**Problem statement**
Gather every line from the entries below that includes "this".

Items from a data source:
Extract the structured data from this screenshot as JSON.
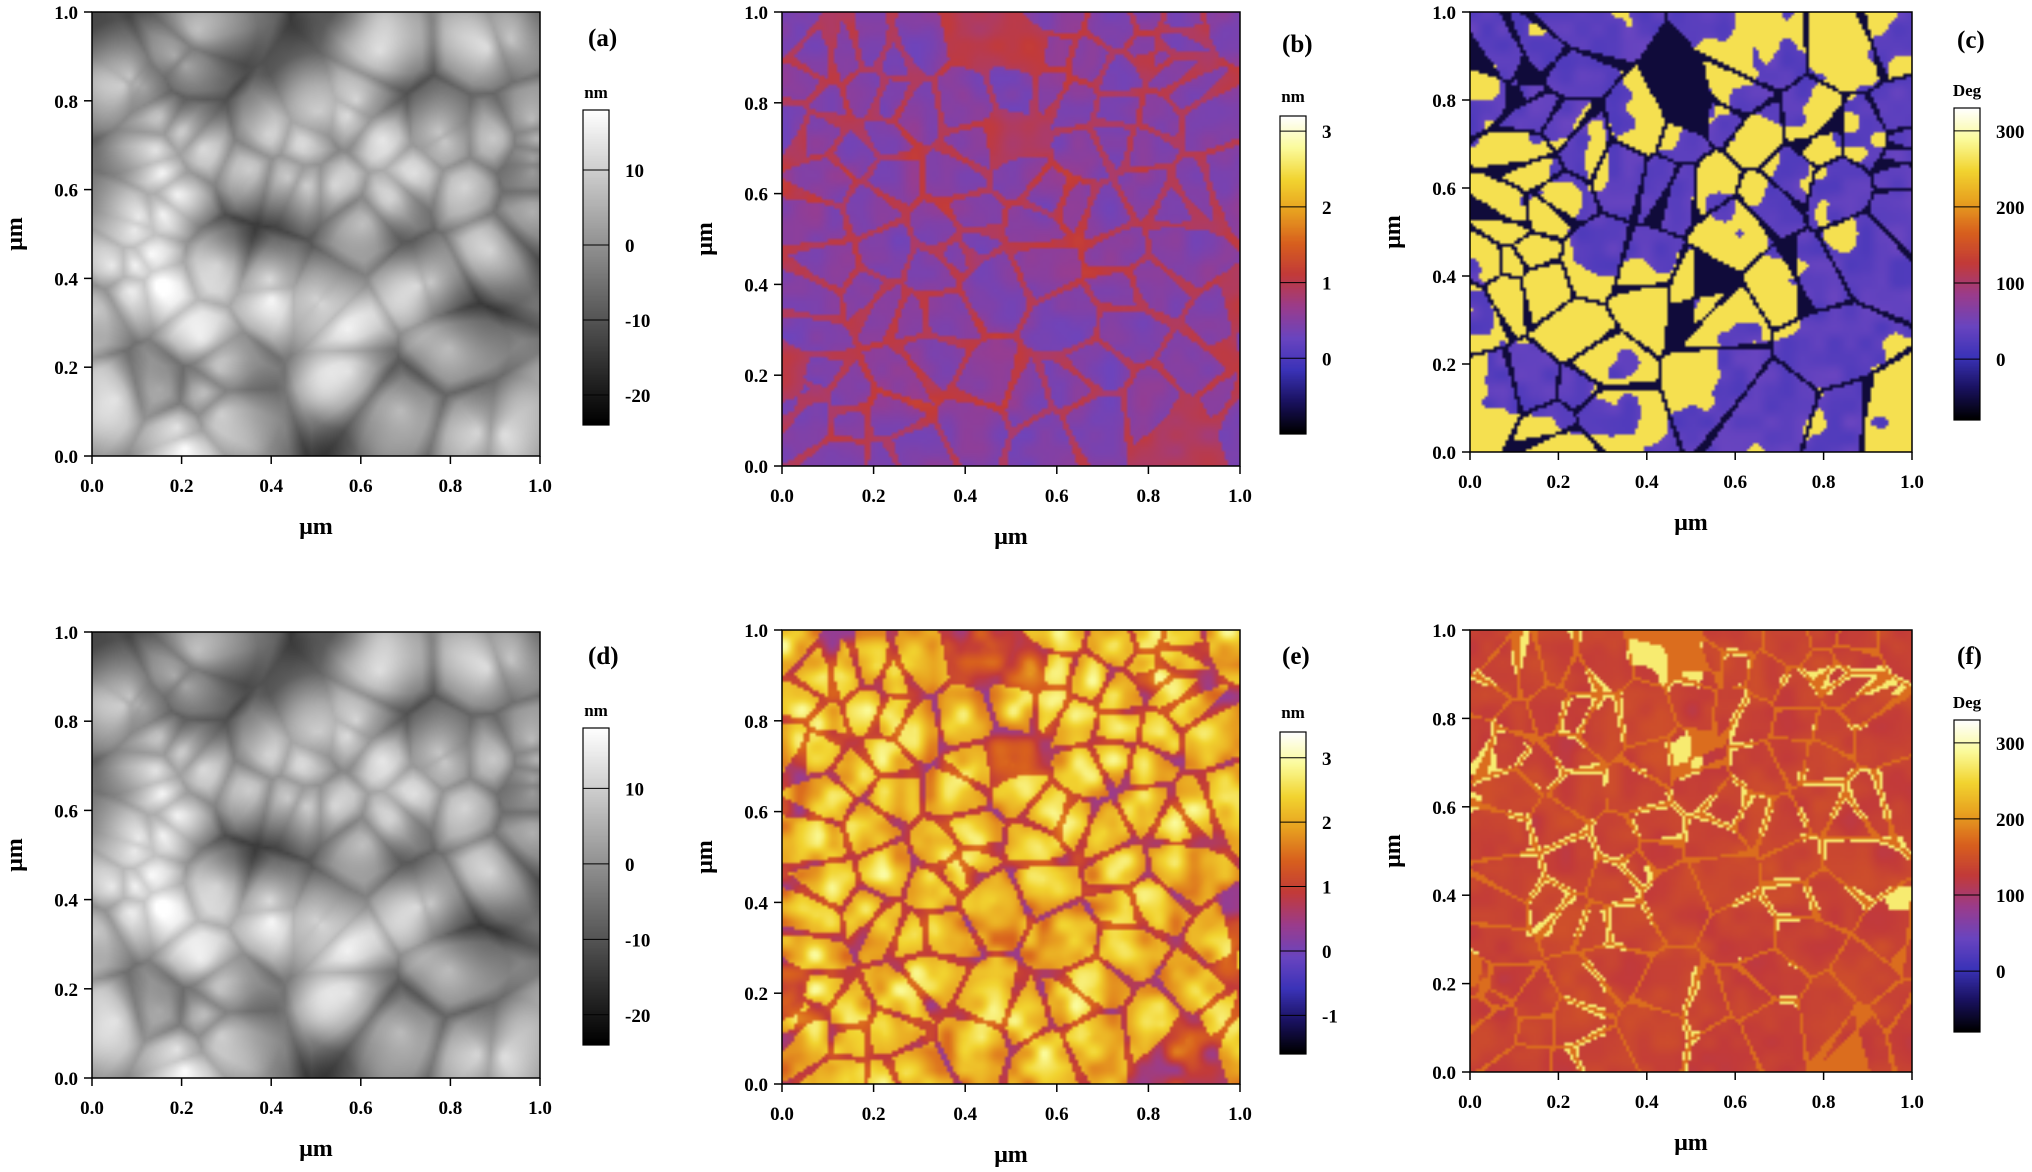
{
  "figure": {
    "axis_unit_label": "μm",
    "tick_labels": [
      "0.0",
      "0.2",
      "0.4",
      "0.6",
      "0.8",
      "1.0"
    ],
    "panels": [
      {
        "id": "a",
        "label": "(a)",
        "unit": "nm",
        "colormap": "gray",
        "ticks": [
          {
            "v": 10,
            "t": "10"
          },
          {
            "v": 0,
            "t": "0"
          },
          {
            "v": -10,
            "t": "-10"
          },
          {
            "v": -20,
            "t": "-20"
          }
        ],
        "range": [
          -24,
          18
        ],
        "pattern": "topo"
      },
      {
        "id": "b",
        "label": "(b)",
        "unit": "nm",
        "colormap": "fire",
        "ticks": [
          {
            "v": 3,
            "t": "3"
          },
          {
            "v": 2,
            "t": "2"
          },
          {
            "v": 1,
            "t": "1"
          },
          {
            "v": 0,
            "t": "0"
          }
        ],
        "range": [
          -1,
          3.2
        ],
        "pattern": "amp_low"
      },
      {
        "id": "c",
        "label": "(c)",
        "unit": "Deg",
        "colormap": "fire",
        "ticks": [
          {
            "v": 300,
            "t": "300"
          },
          {
            "v": 200,
            "t": "200"
          },
          {
            "v": 100,
            "t": "100"
          },
          {
            "v": 0,
            "t": "0"
          }
        ],
        "range": [
          -80,
          330
        ],
        "pattern": "phase_high"
      },
      {
        "id": "d",
        "label": "(d)",
        "unit": "nm",
        "colormap": "gray",
        "ticks": [
          {
            "v": 10,
            "t": "10"
          },
          {
            "v": 0,
            "t": "0"
          },
          {
            "v": -10,
            "t": "-10"
          },
          {
            "v": -20,
            "t": "-20"
          }
        ],
        "range": [
          -24,
          18
        ],
        "pattern": "topo"
      },
      {
        "id": "e",
        "label": "(e)",
        "unit": "nm",
        "colormap": "fire",
        "ticks": [
          {
            "v": 3,
            "t": "3"
          },
          {
            "v": 2,
            "t": "2"
          },
          {
            "v": 1,
            "t": "1"
          },
          {
            "v": 0,
            "t": "0"
          },
          {
            "v": -1,
            "t": "-1"
          }
        ],
        "range": [
          -1.6,
          3.4
        ],
        "pattern": "amp_high"
      },
      {
        "id": "f",
        "label": "(f)",
        "unit": "Deg",
        "colormap": "fire",
        "ticks": [
          {
            "v": 300,
            "t": "300"
          },
          {
            "v": 200,
            "t": "200"
          },
          {
            "v": 100,
            "t": "100"
          },
          {
            "v": 0,
            "t": "0"
          }
        ],
        "range": [
          -80,
          330
        ],
        "pattern": "phase_low"
      }
    ],
    "colors": {
      "gray": [
        "#000000",
        "#ffffff"
      ],
      "fire": [
        "#000000",
        "#1a1260",
        "#3b33b8",
        "#6a45c0",
        "#9b3c8c",
        "#c23a3a",
        "#d8601e",
        "#e8a020",
        "#f2d430",
        "#fbfb9a",
        "#ffffff"
      ]
    }
  }
}
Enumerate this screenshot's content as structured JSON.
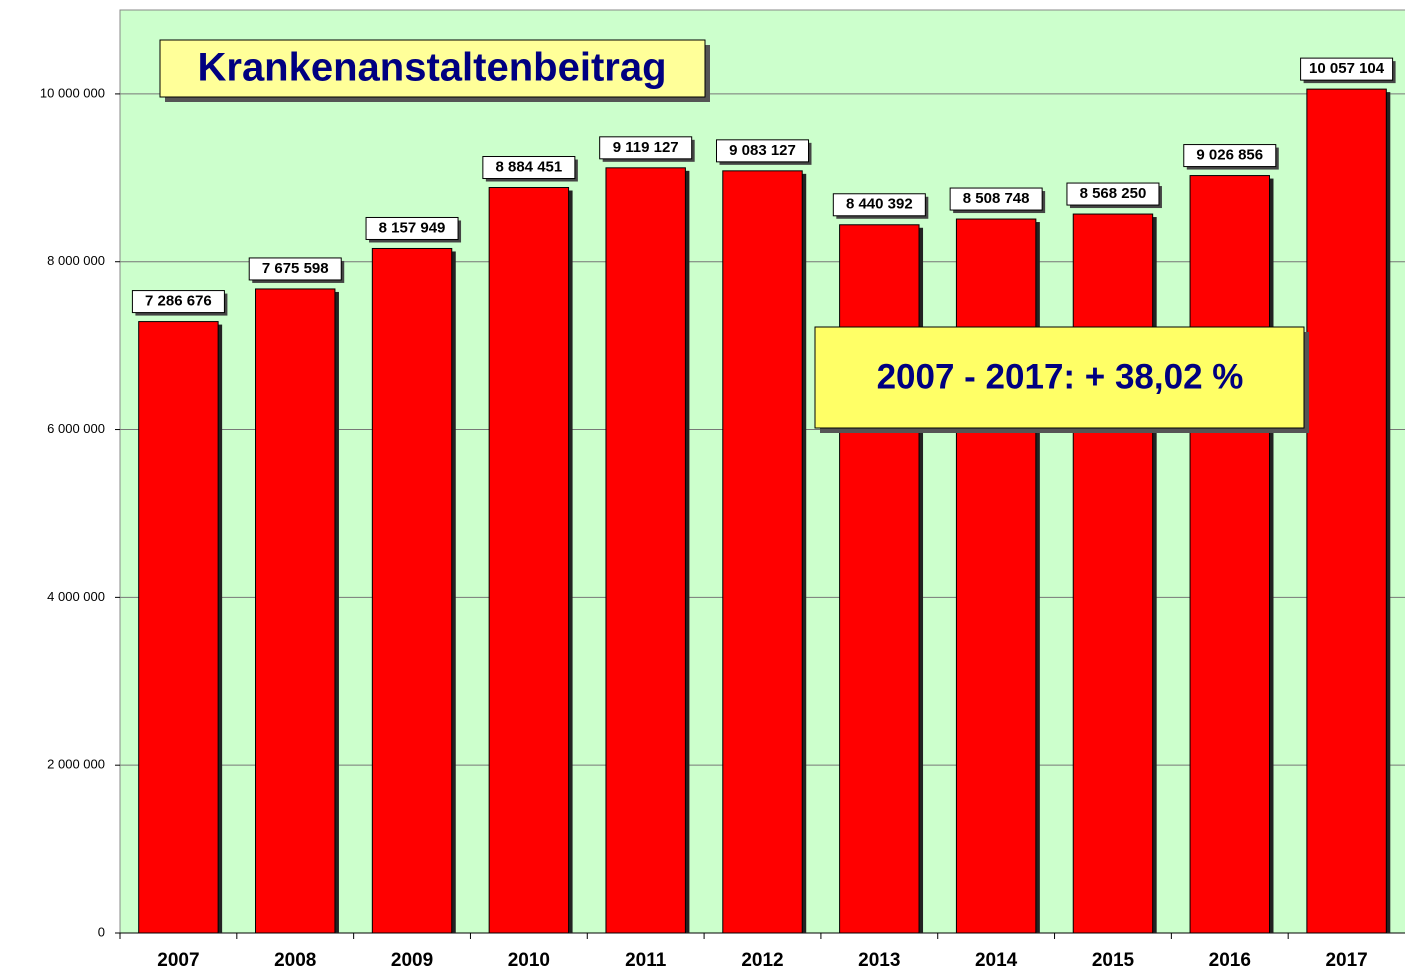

**Written answer**
Extract the structured data from this screenshot as JSON.
Enumerate this screenshot's content as structured JSON.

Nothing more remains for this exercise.